▸ **Supplied data**
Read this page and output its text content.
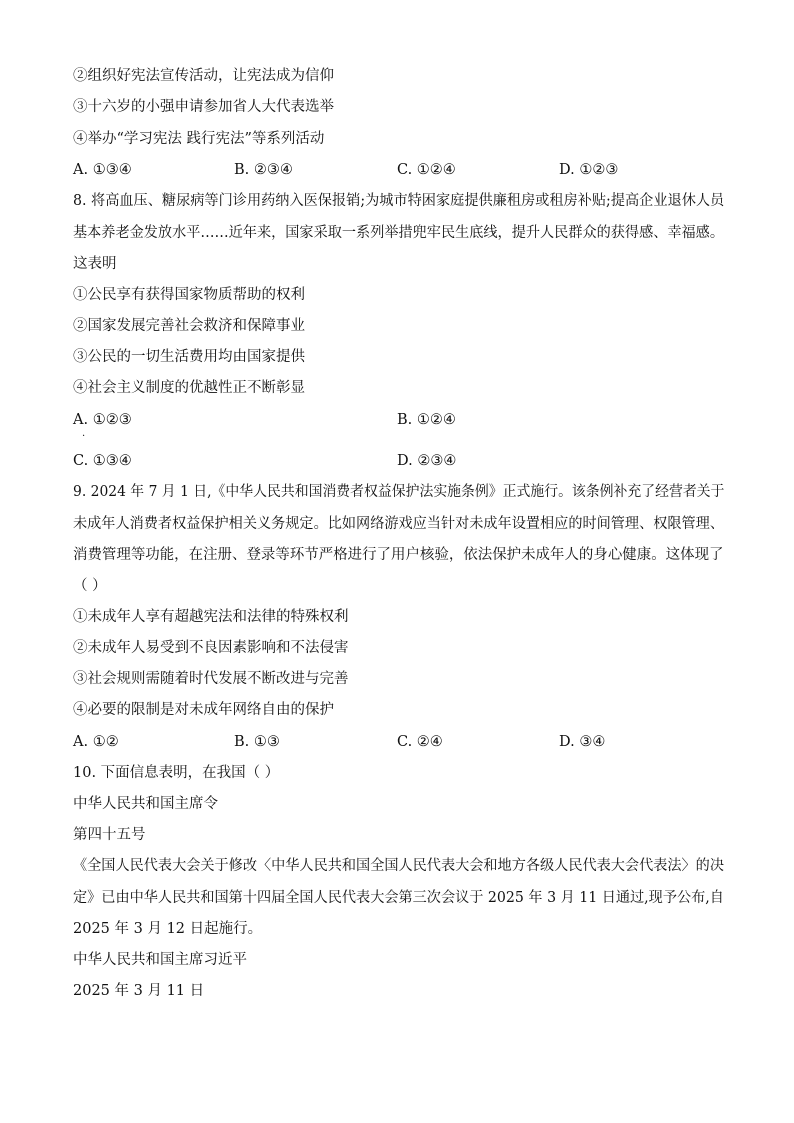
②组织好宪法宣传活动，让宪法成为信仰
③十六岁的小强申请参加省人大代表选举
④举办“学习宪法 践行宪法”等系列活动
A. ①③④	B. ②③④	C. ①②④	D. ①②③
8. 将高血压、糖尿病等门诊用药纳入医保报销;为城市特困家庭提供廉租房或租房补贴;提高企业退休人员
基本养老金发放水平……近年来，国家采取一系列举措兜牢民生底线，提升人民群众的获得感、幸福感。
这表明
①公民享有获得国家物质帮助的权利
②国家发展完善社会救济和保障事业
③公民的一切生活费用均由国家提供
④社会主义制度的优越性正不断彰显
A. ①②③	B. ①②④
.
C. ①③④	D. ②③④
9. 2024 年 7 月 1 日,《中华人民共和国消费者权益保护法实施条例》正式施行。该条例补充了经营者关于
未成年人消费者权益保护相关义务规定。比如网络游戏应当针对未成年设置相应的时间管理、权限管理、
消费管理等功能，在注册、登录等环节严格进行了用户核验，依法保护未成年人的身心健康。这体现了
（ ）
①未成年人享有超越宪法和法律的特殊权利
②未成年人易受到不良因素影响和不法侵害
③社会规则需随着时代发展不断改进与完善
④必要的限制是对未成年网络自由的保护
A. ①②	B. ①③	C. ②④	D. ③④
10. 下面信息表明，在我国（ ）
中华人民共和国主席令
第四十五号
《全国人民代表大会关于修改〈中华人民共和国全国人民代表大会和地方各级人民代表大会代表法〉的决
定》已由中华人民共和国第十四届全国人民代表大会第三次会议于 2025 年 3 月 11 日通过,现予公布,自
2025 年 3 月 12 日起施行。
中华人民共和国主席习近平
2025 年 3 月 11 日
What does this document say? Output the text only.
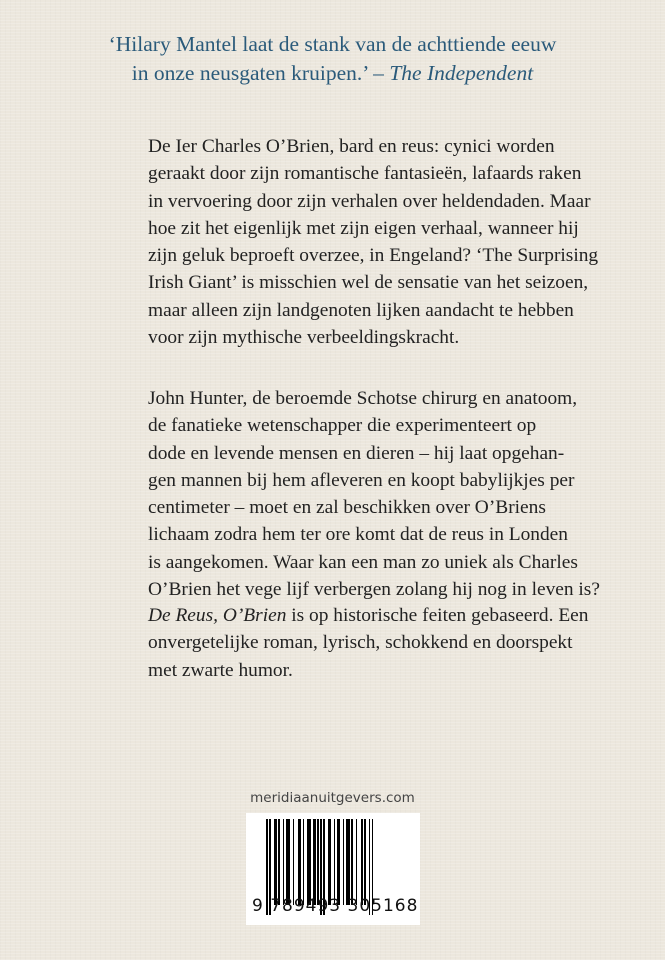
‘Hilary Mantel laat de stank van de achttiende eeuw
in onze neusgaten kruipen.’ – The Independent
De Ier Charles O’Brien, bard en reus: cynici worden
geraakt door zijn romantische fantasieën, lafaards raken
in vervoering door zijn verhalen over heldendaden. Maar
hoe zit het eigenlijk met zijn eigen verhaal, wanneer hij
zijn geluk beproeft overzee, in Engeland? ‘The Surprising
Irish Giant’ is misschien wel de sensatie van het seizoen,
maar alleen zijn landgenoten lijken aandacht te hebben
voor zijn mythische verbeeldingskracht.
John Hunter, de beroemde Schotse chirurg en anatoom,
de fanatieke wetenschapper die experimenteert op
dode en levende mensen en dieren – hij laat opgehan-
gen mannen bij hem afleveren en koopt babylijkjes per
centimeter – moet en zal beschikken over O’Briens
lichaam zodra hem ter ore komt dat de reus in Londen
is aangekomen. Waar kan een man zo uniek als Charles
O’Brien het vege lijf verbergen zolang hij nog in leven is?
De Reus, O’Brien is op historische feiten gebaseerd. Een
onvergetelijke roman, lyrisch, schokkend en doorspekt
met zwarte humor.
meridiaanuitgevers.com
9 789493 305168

▸ **Brief**
Pictures in the records should not appear in your copy, but everything else must be transcribed exactly.

▸ **The reply**
Read this page and output its text content.
②组织好宪法宣传活动，让宪法成为信仰
③十六岁的小强申请参加省人大代表选举
④举办“学习宪法 践行宪法”等系列活动
A. ①③④	B. ②③④	C. ①②④	D. ①②③
8. 将高血压、糖尿病等门诊用药纳入医保报销;为城市特困家庭提供廉租房或租房补贴;提高企业退休人员
基本养老金发放水平……近年来，国家采取一系列举措兜牢民生底线，提升人民群众的获得感、幸福感。
这表明
①公民享有获得国家物质帮助的权利
②国家发展完善社会救济和保障事业
③公民的一切生活费用均由国家提供
④社会主义制度的优越性正不断彰显
A. ①②③	B. ①②④
.
C. ①③④	D. ②③④
9. 2024 年 7 月 1 日,《中华人民共和国消费者权益保护法实施条例》正式施行。该条例补充了经营者关于
未成年人消费者权益保护相关义务规定。比如网络游戏应当针对未成年设置相应的时间管理、权限管理、
消费管理等功能，在注册、登录等环节严格进行了用户核验，依法保护未成年人的身心健康。这体现了
（ ）
①未成年人享有超越宪法和法律的特殊权利
②未成年人易受到不良因素影响和不法侵害
③社会规则需随着时代发展不断改进与完善
④必要的限制是对未成年网络自由的保护
A. ①②	B. ①③	C. ②④	D. ③④
10. 下面信息表明，在我国（ ）
中华人民共和国主席令
第四十五号
《全国人民代表大会关于修改〈中华人民共和国全国人民代表大会和地方各级人民代表大会代表法〉的决
定》已由中华人民共和国第十四届全国人民代表大会第三次会议于 2025 年 3 月 11 日通过,现予公布,自
2025 年 3 月 12 日起施行。
中华人民共和国主席习近平
2025 年 3 月 11 日
What does this document say? Output the text only.
‘Hilary Mantel laat de stank van de achttiende eeuw
in onze neusgaten kruipen.’ – The Independent
De Ier Charles O’Brien, bard en reus: cynici worden
geraakt door zijn romantische fantasieën, lafaards raken
in vervoering door zijn verhalen over heldendaden. Maar
hoe zit het eigenlijk met zijn eigen verhaal, wanneer hij
zijn geluk beproeft overzee, in Engeland? ‘The Surprising
Irish Giant’ is misschien wel de sensatie van het seizoen,
maar alleen zijn landgenoten lijken aandacht te hebben
voor zijn mythische verbeeldingskracht.
John Hunter, de beroemde Schotse chirurg en anatoom,
de fanatieke wetenschapper die experimenteert op
dode en levende mensen en dieren – hij laat opgehan-
gen mannen bij hem afleveren en koopt babylijkjes per
centimeter – moet en zal beschikken over O’Briens
lichaam zodra hem ter ore komt dat de reus in Londen
is aangekomen. Waar kan een man zo uniek als Charles
O’Brien het vege lijf verbergen zolang hij nog in leven is?
De Reus, O’Brien is op historische feiten gebaseerd. Een
onvergetelijke roman, lyrisch, schokkend en doorspekt
met zwarte humor.
meridiaanuitgevers.com
9 789493 305168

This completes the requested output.